Short task => Give the rows from the first line through the line that contains "culm-cell: △ 2.0: [280, 176, 320, 192]" as a JSON list of strings, one string per line, with blank lines left out.
—————
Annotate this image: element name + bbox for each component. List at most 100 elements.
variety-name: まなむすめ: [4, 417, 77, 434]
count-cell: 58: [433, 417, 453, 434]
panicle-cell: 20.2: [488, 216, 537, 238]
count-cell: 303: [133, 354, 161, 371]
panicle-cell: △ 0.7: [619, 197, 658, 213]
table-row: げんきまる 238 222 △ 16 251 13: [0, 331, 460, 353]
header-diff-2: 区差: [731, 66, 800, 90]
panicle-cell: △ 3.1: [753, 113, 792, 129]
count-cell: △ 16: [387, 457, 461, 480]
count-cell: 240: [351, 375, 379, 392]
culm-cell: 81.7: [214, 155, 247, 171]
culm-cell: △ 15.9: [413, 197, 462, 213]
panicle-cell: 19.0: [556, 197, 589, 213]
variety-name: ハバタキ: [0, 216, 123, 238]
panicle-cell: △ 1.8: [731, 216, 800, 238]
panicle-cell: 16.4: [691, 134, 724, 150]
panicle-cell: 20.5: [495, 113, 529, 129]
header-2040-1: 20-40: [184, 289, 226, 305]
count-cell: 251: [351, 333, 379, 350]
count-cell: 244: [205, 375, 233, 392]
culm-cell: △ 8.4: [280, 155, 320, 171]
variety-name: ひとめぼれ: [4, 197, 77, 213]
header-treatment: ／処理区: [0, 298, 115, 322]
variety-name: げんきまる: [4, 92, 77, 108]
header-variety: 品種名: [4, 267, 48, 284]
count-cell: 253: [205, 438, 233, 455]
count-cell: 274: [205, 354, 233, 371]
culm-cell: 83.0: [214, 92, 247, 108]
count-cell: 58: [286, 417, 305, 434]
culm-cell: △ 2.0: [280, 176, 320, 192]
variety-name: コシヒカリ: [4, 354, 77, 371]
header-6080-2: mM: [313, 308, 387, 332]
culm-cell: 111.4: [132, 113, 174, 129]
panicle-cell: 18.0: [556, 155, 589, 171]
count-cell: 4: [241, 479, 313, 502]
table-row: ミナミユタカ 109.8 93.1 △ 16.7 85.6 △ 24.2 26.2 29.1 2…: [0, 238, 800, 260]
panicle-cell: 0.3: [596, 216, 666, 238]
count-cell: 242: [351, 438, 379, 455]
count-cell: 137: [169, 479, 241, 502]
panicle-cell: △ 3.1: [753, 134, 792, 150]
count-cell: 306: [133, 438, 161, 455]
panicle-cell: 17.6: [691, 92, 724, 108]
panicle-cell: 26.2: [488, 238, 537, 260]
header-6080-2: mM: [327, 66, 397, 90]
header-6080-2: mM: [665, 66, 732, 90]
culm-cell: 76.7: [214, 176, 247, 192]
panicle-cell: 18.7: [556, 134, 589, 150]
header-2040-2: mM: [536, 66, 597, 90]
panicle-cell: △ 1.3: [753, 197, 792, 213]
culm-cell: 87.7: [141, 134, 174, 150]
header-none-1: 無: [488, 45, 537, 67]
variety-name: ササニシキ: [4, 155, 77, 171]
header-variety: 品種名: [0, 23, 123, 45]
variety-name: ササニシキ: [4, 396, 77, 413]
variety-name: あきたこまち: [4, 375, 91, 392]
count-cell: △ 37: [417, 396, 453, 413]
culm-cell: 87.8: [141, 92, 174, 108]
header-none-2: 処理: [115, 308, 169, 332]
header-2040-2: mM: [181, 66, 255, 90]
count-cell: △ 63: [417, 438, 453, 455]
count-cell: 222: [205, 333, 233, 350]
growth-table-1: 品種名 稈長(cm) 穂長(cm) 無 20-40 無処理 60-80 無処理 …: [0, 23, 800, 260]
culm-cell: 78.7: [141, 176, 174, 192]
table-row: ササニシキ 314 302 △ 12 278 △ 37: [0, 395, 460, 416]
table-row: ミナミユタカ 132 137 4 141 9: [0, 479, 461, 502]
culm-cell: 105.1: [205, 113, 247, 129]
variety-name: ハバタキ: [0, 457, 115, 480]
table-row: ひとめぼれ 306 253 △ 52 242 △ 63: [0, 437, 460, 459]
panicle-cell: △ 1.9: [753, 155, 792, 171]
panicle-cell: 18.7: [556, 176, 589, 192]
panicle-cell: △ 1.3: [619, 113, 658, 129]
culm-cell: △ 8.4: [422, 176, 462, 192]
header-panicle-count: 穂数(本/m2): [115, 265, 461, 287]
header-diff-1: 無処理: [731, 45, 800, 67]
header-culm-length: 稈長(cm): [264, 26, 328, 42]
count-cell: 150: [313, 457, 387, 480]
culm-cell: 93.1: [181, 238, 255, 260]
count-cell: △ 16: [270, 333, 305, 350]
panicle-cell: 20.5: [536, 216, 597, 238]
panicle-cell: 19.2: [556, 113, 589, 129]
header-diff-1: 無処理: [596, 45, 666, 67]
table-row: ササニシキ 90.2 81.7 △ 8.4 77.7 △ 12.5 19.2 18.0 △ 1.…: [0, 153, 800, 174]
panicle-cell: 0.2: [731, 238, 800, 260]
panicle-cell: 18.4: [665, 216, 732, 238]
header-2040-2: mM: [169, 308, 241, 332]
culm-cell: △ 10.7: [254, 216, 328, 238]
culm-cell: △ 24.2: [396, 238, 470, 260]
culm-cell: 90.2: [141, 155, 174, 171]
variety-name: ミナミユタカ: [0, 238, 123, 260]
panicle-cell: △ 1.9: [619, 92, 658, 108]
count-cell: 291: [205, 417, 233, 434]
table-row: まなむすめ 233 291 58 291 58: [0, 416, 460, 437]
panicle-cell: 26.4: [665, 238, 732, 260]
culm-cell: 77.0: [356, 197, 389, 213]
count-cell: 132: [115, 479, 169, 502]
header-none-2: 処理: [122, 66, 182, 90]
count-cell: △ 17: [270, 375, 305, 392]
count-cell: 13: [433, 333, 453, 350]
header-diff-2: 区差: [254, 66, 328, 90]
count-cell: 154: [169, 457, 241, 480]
—————
Completed exercise =>
[
  "Annotate this image: element name + bbox for each component. List at most 100 elements.",
  "variety-name: まなむすめ: [4, 417, 77, 434]",
  "count-cell: 58: [433, 417, 453, 434]",
  "panicle-cell: 20.2: [488, 216, 537, 238]",
  "count-cell: 303: [133, 354, 161, 371]",
  "panicle-cell: △ 0.7: [619, 197, 658, 213]",
  "table-row: げんきまる 238 222 △ 16 251 13: [0, 331, 460, 353]",
  "header-diff-2: 区差: [731, 66, 800, 90]",
  "panicle-cell: △ 3.1: [753, 113, 792, 129]",
  "count-cell: △ 16: [387, 457, 461, 480]",
  "count-cell: 240: [351, 375, 379, 392]",
  "culm-cell: 81.7: [214, 155, 247, 171]",
  "culm-cell: △ 15.9: [413, 197, 462, 213]",
  "panicle-cell: 19.0: [556, 197, 589, 213]",
  "variety-name: ハバタキ: [0, 216, 123, 238]",
  "panicle-cell: △ 1.8: [731, 216, 800, 238]",
  "panicle-cell: 16.4: [691, 134, 724, 150]",
  "panicle-cell: 20.5: [495, 113, 529, 129]",
  "header-2040-1: 20-40: [184, 289, 226, 305]",
  "count-cell: 251: [351, 333, 379, 350]",
  "count-cell: 244: [205, 375, 233, 392]",
  "culm-cell: △ 8.4: [280, 155, 320, 171]",
  "variety-name: ひとめぼれ: [4, 197, 77, 213]",
  "header-treatment: ／処理区: [0, 298, 115, 322]",
  "variety-name: げんきまる: [4, 92, 77, 108]",
  "header-variety: 品種名: [4, 267, 48, 284]",
  "count-cell: 253: [205, 438, 233, 455]",
  "count-cell: 274: [205, 354, 233, 371]",
  "culm-cell: 83.0: [214, 92, 247, 108]",
  "count-cell: 58: [286, 417, 305, 434]",
  "culm-cell: △ 2.0: [280, 176, 320, 192]"
]